REQUIREMENTS:
Reply only with how many lines contain the word "JSON".

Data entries
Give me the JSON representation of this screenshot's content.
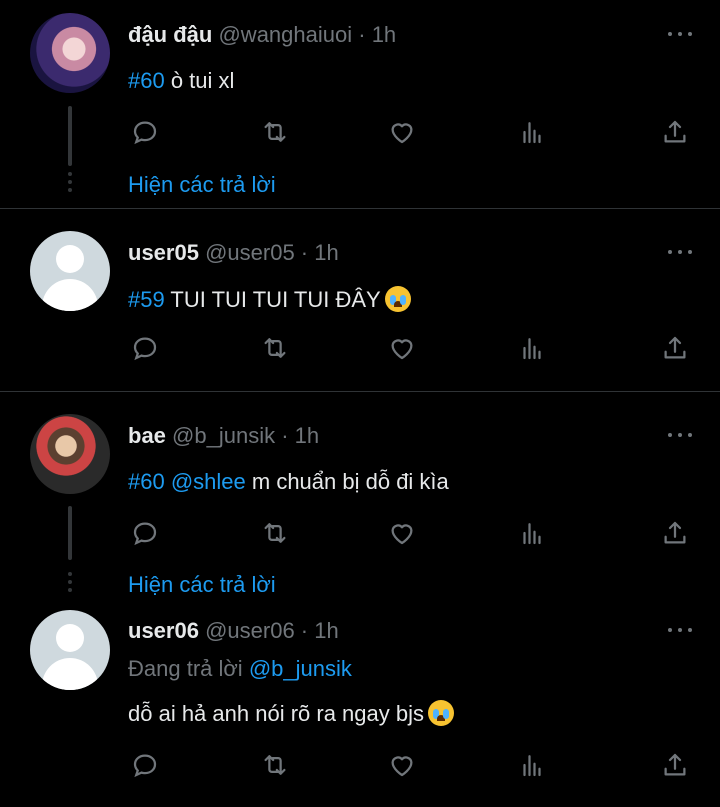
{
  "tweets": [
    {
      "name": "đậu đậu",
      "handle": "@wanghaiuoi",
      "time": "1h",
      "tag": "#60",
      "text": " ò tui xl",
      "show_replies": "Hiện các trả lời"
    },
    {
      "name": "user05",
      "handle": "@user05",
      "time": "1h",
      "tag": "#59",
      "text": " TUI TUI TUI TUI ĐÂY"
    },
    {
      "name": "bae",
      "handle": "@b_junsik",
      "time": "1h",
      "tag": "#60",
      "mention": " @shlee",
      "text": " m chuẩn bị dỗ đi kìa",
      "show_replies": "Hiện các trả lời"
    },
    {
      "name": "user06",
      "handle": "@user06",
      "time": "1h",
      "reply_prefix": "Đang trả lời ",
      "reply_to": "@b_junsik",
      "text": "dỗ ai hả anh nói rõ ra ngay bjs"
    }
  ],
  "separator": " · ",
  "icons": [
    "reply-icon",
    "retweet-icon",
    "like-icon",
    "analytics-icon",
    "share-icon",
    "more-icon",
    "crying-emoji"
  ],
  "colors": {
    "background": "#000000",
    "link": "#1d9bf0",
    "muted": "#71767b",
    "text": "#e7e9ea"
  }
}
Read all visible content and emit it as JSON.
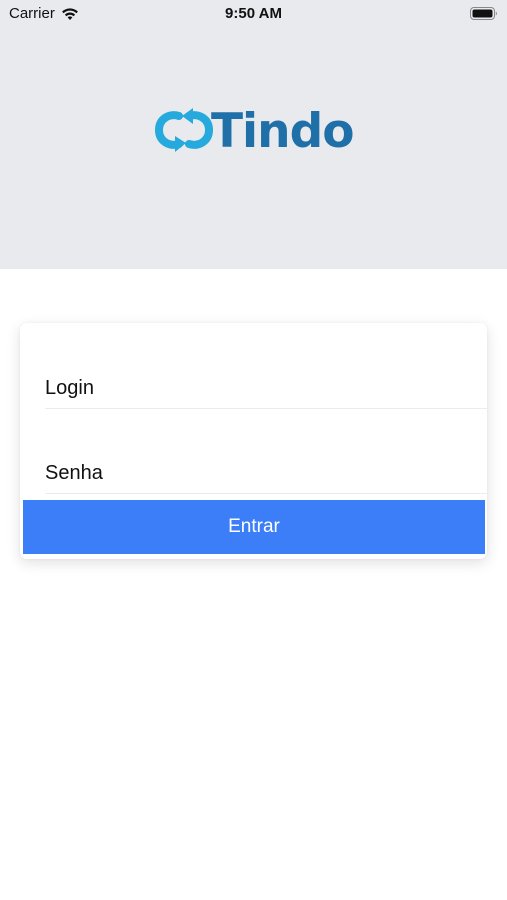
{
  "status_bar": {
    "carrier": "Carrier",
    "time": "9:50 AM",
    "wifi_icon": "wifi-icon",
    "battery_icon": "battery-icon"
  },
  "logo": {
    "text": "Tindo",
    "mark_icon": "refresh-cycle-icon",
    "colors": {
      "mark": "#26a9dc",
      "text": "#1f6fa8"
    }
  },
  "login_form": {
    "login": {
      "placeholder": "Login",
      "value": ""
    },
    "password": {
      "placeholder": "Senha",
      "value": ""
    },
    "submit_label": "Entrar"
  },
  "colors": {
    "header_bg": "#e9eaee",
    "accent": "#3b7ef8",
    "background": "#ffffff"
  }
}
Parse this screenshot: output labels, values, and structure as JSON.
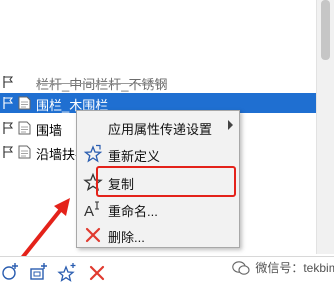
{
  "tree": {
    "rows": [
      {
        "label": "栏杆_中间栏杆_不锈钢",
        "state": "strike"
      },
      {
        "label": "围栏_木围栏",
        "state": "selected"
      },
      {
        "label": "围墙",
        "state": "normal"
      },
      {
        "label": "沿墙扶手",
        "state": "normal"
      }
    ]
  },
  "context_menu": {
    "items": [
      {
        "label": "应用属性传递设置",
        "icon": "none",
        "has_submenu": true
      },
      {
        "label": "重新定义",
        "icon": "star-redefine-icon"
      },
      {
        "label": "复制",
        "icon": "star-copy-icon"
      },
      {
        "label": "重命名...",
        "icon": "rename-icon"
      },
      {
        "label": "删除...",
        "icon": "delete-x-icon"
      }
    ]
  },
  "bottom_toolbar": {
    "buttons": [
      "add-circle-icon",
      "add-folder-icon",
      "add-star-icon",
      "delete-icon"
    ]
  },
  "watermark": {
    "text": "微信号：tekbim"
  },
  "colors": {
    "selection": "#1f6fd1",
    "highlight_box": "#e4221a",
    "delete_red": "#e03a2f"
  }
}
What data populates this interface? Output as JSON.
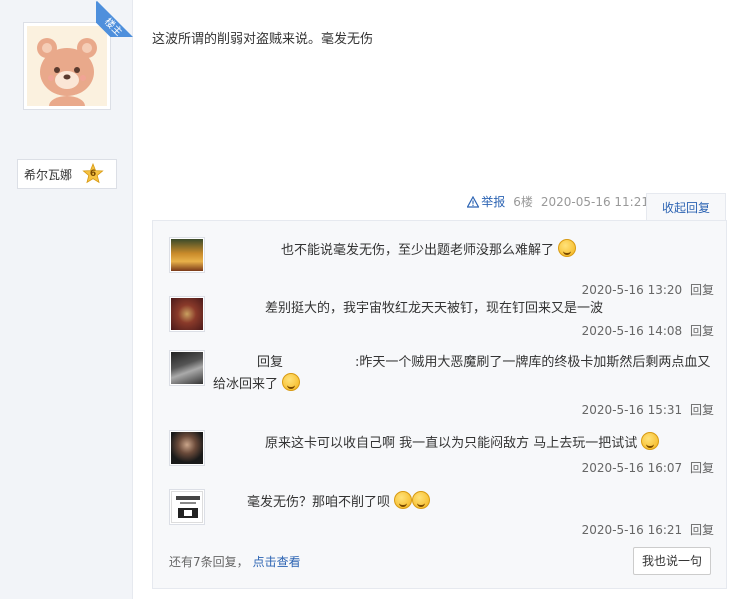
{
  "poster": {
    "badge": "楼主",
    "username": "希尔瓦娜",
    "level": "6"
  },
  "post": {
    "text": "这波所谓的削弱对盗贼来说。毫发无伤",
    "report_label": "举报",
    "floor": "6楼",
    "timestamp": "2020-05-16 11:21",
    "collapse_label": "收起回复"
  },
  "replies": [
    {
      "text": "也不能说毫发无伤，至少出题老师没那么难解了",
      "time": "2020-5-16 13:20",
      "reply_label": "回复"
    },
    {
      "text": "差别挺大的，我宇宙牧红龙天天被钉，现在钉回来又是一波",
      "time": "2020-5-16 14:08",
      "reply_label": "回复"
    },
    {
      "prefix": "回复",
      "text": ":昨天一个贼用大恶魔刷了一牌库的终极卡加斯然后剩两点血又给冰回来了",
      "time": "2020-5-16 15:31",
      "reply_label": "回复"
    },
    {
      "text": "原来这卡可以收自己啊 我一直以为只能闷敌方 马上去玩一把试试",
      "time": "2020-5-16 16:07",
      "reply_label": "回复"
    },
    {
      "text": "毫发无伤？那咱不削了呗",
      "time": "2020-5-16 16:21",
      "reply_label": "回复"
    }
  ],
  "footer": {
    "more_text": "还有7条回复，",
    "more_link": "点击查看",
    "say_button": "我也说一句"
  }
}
...
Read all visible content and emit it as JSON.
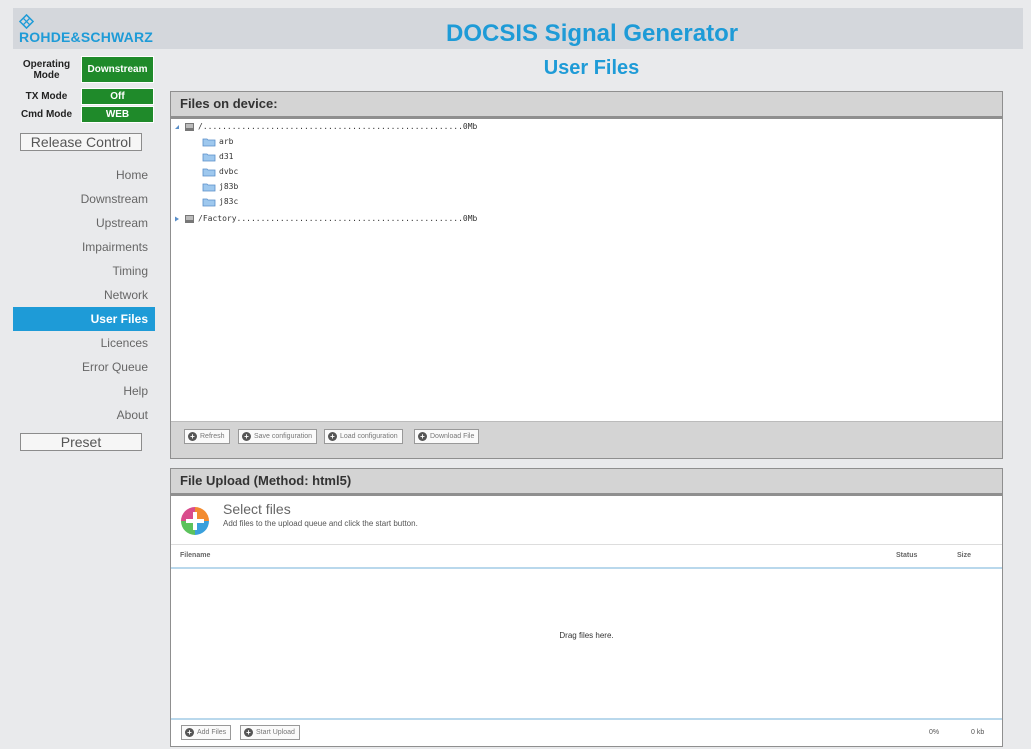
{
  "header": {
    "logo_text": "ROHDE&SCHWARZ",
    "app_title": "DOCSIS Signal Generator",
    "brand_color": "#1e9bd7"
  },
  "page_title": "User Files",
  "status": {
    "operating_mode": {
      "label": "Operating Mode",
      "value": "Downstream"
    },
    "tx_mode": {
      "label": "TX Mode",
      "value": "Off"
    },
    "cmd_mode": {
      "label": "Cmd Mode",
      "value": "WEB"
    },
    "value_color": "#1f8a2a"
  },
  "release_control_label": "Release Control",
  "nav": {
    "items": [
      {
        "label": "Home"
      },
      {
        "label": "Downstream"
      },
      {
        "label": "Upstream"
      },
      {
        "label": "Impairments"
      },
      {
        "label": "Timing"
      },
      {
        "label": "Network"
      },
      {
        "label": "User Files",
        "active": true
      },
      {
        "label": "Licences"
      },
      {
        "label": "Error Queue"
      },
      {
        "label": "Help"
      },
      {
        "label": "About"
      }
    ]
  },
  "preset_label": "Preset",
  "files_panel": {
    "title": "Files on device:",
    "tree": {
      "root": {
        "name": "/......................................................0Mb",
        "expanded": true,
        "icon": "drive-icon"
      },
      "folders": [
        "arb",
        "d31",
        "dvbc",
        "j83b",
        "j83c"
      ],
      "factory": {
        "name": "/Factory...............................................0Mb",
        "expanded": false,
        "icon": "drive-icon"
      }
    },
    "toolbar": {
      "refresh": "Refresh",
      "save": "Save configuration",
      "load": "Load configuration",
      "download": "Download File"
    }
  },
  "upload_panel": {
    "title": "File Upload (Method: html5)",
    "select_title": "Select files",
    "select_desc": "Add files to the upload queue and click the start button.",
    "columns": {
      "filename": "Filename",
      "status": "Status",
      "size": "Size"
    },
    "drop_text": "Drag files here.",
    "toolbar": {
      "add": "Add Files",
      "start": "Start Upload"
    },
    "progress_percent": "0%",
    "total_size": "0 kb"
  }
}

CORRECT RESULT:
5